Dataset excerpt:
※ ※ ※

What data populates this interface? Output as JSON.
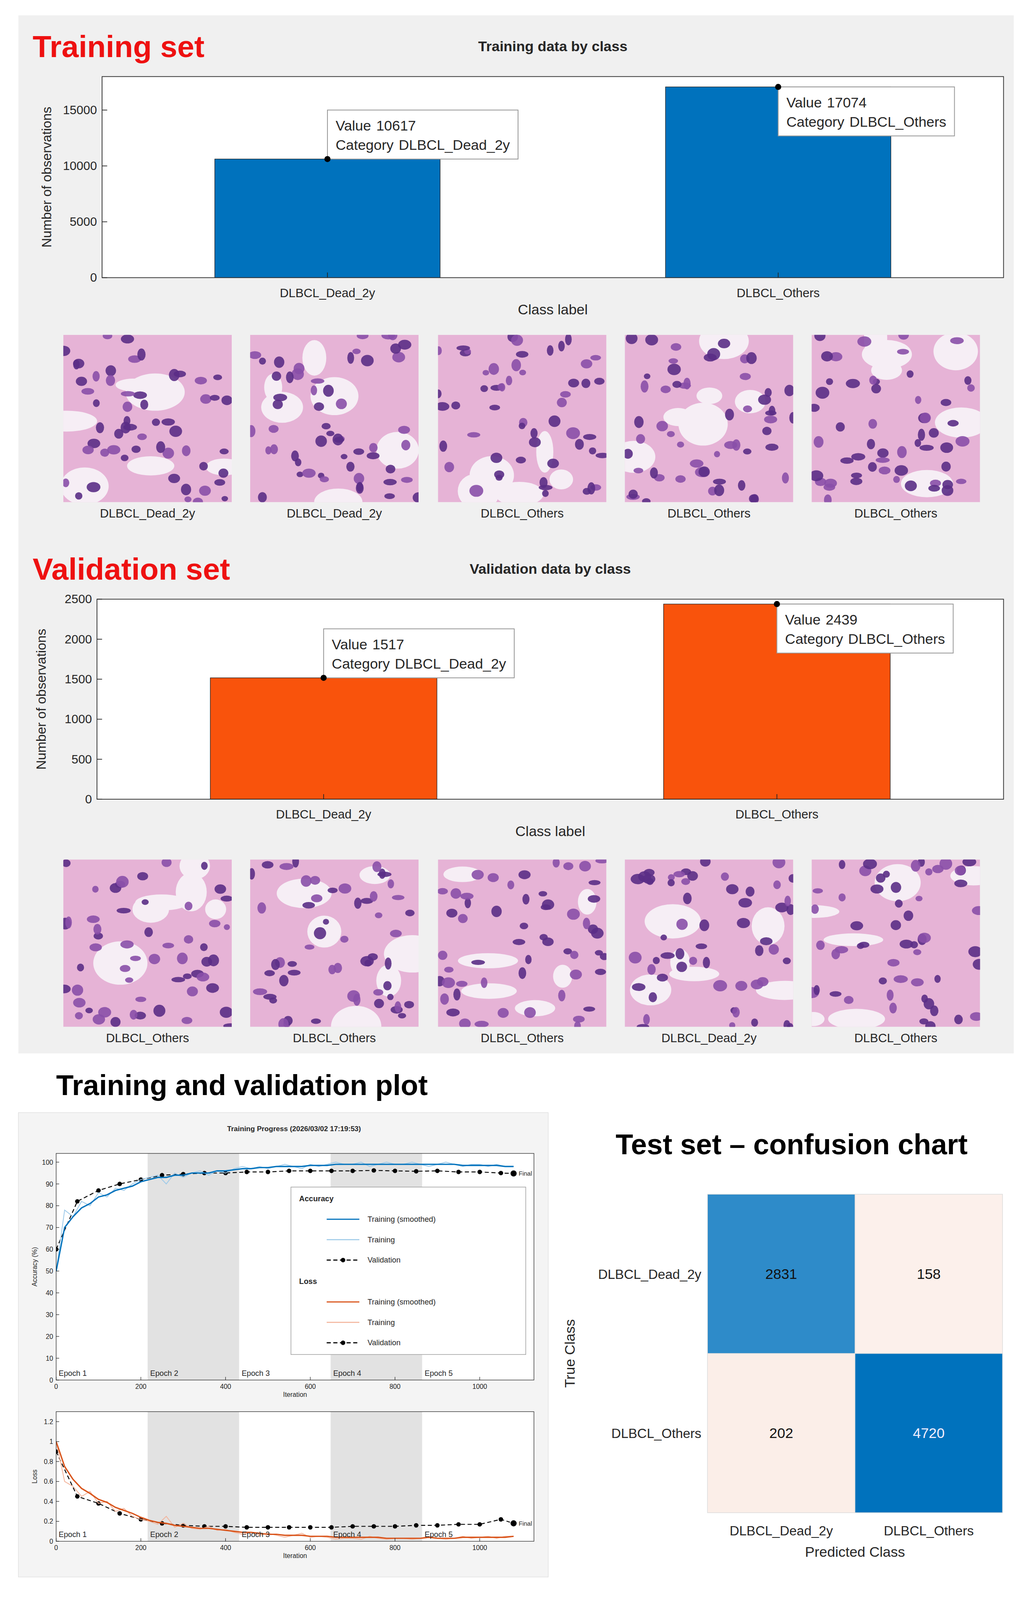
{
  "headings": {
    "training": "Training set",
    "validation": "Validation set",
    "progress": "Training and validation plot"
  },
  "tiles": {
    "training": [
      "DLBCL_Dead_2y",
      "DLBCL_Dead_2y",
      "DLBCL_Others",
      "DLBCL_Others",
      "DLBCL_Others"
    ],
    "validation": [
      "DLBCL_Others",
      "DLBCL_Others",
      "DLBCL_Others",
      "DLBCL_Dead_2y",
      "DLBCL_Others"
    ]
  },
  "chart_data": [
    {
      "type": "bar",
      "title": "Training data by class",
      "x_label": "Class label",
      "y_label": "Number of observations",
      "categories": [
        "DLBCL_Dead_2y",
        "DLBCL_Others"
      ],
      "values": [
        10617,
        17074
      ],
      "color": "#0072bd",
      "ylim": [
        0,
        18000
      ],
      "yticks": [
        0,
        5000,
        10000,
        15000
      ],
      "datatip_labels": {
        "value": "Value",
        "category": "Category"
      }
    },
    {
      "type": "bar",
      "title": "Validation data by class",
      "x_label": "Class label",
      "y_label": "Number of observations",
      "categories": [
        "DLBCL_Dead_2y",
        "DLBCL_Others"
      ],
      "values": [
        1517,
        2439
      ],
      "color": "#f9530c",
      "ylim": [
        0,
        2500
      ],
      "yticks": [
        0,
        500,
        1000,
        1500,
        2000,
        2500
      ],
      "datatip_labels": {
        "value": "Value",
        "category": "Category"
      }
    },
    {
      "type": "line",
      "title": "Training Progress (2026/03/02 17:19:53)",
      "x_label": "Iteration",
      "y_label": "Accuracy (%)",
      "legend": "right",
      "legend_title": "Accuracy",
      "final_label": "Final",
      "xlim": [
        0,
        1128
      ],
      "xticks": [
        0,
        200,
        400,
        600,
        800,
        1000
      ],
      "ylim": [
        0,
        104
      ],
      "yticks": [
        0,
        10,
        20,
        30,
        40,
        50,
        60,
        70,
        80,
        90,
        100
      ],
      "epochs": {
        "labels": [
          "Epoch 1",
          "Epoch 2",
          "Epoch 3",
          "Epoch 4",
          "Epoch 5"
        ],
        "bounds": [
          0,
          216,
          432,
          648,
          864,
          1080
        ]
      },
      "series": [
        {
          "name": "Training (smoothed)",
          "color": "#0072bd",
          "line_style": "solid",
          "x": [
            0,
            20,
            40,
            60,
            80,
            100,
            120,
            140,
            160,
            180,
            200,
            220,
            240,
            260,
            280,
            300,
            320,
            340,
            360,
            380,
            400,
            420,
            440,
            460,
            480,
            500,
            520,
            540,
            560,
            580,
            600,
            620,
            640,
            660,
            680,
            700,
            720,
            740,
            760,
            780,
            800,
            820,
            840,
            860,
            880,
            900,
            920,
            940,
            960,
            980,
            1000,
            1020,
            1040,
            1060,
            1080
          ],
          "values": [
            50,
            70,
            75,
            79,
            81,
            84,
            85,
            87,
            88,
            89,
            91,
            92,
            93,
            93,
            94,
            94,
            95,
            95,
            95,
            96,
            96,
            96.5,
            97,
            97,
            97.5,
            97.5,
            98,
            98,
            98,
            98,
            98.5,
            98.5,
            98.5,
            99,
            99,
            99,
            99,
            99,
            99,
            99,
            99,
            99,
            99,
            99,
            99,
            99,
            99,
            99,
            98.5,
            98.5,
            98.5,
            98.5,
            98.5,
            98,
            98
          ]
        },
        {
          "name": "Training",
          "color": "#9ecae9",
          "line_style": "solid",
          "x": [
            0,
            20,
            40,
            60,
            80,
            100,
            120,
            140,
            160,
            180,
            200,
            220,
            240,
            260,
            280,
            300,
            320,
            340,
            360,
            380,
            400,
            420,
            440,
            460,
            480,
            500,
            520,
            540,
            560,
            580,
            600,
            620,
            640,
            660,
            680,
            700,
            720,
            740,
            760,
            780,
            800,
            820,
            840,
            860,
            880,
            900,
            920,
            940,
            960,
            980,
            1000,
            1020,
            1040,
            1060,
            1080
          ],
          "values": [
            50,
            78,
            75,
            82,
            80,
            86,
            84,
            88,
            87,
            90,
            92,
            93,
            94,
            90,
            95,
            93,
            95,
            96,
            94,
            96,
            95,
            97,
            98,
            97,
            98,
            97,
            98,
            99,
            98,
            97,
            99,
            98,
            99,
            100,
            99,
            99,
            100,
            98,
            99,
            100,
            99,
            99,
            100,
            99,
            98,
            99,
            100,
            99,
            98,
            99,
            99,
            98,
            99,
            98,
            98
          ]
        },
        {
          "name": "Validation",
          "color": "#000000",
          "line_style": "dashed",
          "marker": "circle",
          "x": [
            0,
            50,
            100,
            150,
            200,
            250,
            300,
            350,
            400,
            450,
            500,
            550,
            600,
            650,
            700,
            750,
            800,
            850,
            900,
            950,
            1000,
            1050,
            1080
          ],
          "values": [
            60,
            82,
            87,
            90,
            92,
            94,
            94.5,
            95,
            95,
            95.5,
            95.5,
            96,
            96,
            96,
            96,
            96.2,
            96,
            95.8,
            96,
            95.5,
            95.5,
            95,
            94.8
          ]
        }
      ]
    },
    {
      "type": "line",
      "x_label": "Iteration",
      "y_label": "Loss",
      "legend_title": "Loss",
      "final_label": "Final",
      "xlim": [
        0,
        1128
      ],
      "xticks": [
        0,
        200,
        400,
        600,
        800,
        1000
      ],
      "ylim": [
        0,
        1.3
      ],
      "yticks": [
        0,
        0.2,
        0.4,
        0.6,
        0.8,
        1,
        1.2
      ],
      "epochs": {
        "labels": [
          "Epoch 1",
          "Epoch 2",
          "Epoch 3",
          "Epoch 4",
          "Epoch 5"
        ],
        "bounds": [
          0,
          216,
          432,
          648,
          864,
          1080
        ]
      },
      "series": [
        {
          "name": "Training (smoothed)",
          "color": "#d95319",
          "line_style": "solid",
          "x": [
            0,
            20,
            40,
            60,
            80,
            100,
            120,
            140,
            160,
            180,
            200,
            220,
            240,
            260,
            280,
            300,
            320,
            340,
            360,
            380,
            400,
            420,
            440,
            460,
            480,
            500,
            520,
            540,
            560,
            580,
            600,
            620,
            640,
            660,
            680,
            700,
            720,
            740,
            760,
            780,
            800,
            820,
            840,
            860,
            880,
            900,
            920,
            940,
            960,
            980,
            1000,
            1020,
            1040,
            1060,
            1080
          ],
          "values": [
            1,
            0.75,
            0.62,
            0.53,
            0.48,
            0.42,
            0.39,
            0.34,
            0.31,
            0.28,
            0.24,
            0.21,
            0.19,
            0.18,
            0.16,
            0.15,
            0.14,
            0.13,
            0.13,
            0.12,
            0.11,
            0.1,
            0.09,
            0.09,
            0.08,
            0.07,
            0.07,
            0.06,
            0.06,
            0.06,
            0.05,
            0.05,
            0.05,
            0.04,
            0.04,
            0.04,
            0.04,
            0.04,
            0.04,
            0.03,
            0.03,
            0.03,
            0.03,
            0.03,
            0.04,
            0.03,
            0.03,
            0.03,
            0.04,
            0.04,
            0.04,
            0.04,
            0.04,
            0.04,
            0.05
          ]
        },
        {
          "name": "Training",
          "color": "#f3b49b",
          "line_style": "solid",
          "x": [
            0,
            20,
            40,
            60,
            80,
            100,
            120,
            140,
            160,
            180,
            200,
            220,
            240,
            260,
            280,
            300,
            320,
            340,
            360,
            380,
            400,
            420,
            440,
            460,
            480,
            500,
            520,
            540,
            560,
            580,
            600,
            620,
            640,
            660,
            680,
            700,
            720,
            740,
            760,
            780,
            800,
            820,
            840,
            860,
            880,
            900,
            920,
            940,
            960,
            980,
            1000,
            1020,
            1040,
            1060,
            1080
          ],
          "values": [
            1,
            0.6,
            0.55,
            0.45,
            0.5,
            0.38,
            0.4,
            0.3,
            0.33,
            0.25,
            0.22,
            0.2,
            0.17,
            0.25,
            0.14,
            0.18,
            0.13,
            0.12,
            0.15,
            0.11,
            0.12,
            0.09,
            0.07,
            0.09,
            0.06,
            0.08,
            0.06,
            0.04,
            0.06,
            0.08,
            0.04,
            0.05,
            0.04,
            0.02,
            0.03,
            0.03,
            0.02,
            0.05,
            0.03,
            0.02,
            0.03,
            0.03,
            0.02,
            0.03,
            0.05,
            0.03,
            0.02,
            0.03,
            0.05,
            0.03,
            0.04,
            0.05,
            0.03,
            0.05,
            0.05
          ]
        },
        {
          "name": "Validation",
          "color": "#000000",
          "line_style": "dashed",
          "marker": "circle",
          "x": [
            0,
            50,
            100,
            150,
            200,
            250,
            300,
            350,
            400,
            450,
            500,
            550,
            600,
            650,
            700,
            750,
            800,
            850,
            900,
            950,
            1000,
            1050,
            1080
          ],
          "values": [
            0.9,
            0.45,
            0.38,
            0.28,
            0.22,
            0.18,
            0.16,
            0.15,
            0.15,
            0.14,
            0.14,
            0.14,
            0.14,
            0.14,
            0.15,
            0.15,
            0.15,
            0.16,
            0.16,
            0.17,
            0.17,
            0.22,
            0.18
          ]
        }
      ]
    },
    {
      "type": "heatmap",
      "title": "Test set – confusion chart",
      "x_label": "Predicted Class",
      "y_label": "True Class",
      "x_categories": [
        "DLBCL_Dead_2y",
        "DLBCL_Others"
      ],
      "y_categories": [
        "DLBCL_Dead_2y",
        "DLBCL_Others"
      ],
      "cells": [
        [
          2831,
          158
        ],
        [
          202,
          4720
        ]
      ],
      "data_labels": true
    }
  ]
}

※ ※ ※

Copy every line above in which the string "Accuracy" shows up.

      "y_label": "Accuracy (%)",
      "legend_title": "Accuracy",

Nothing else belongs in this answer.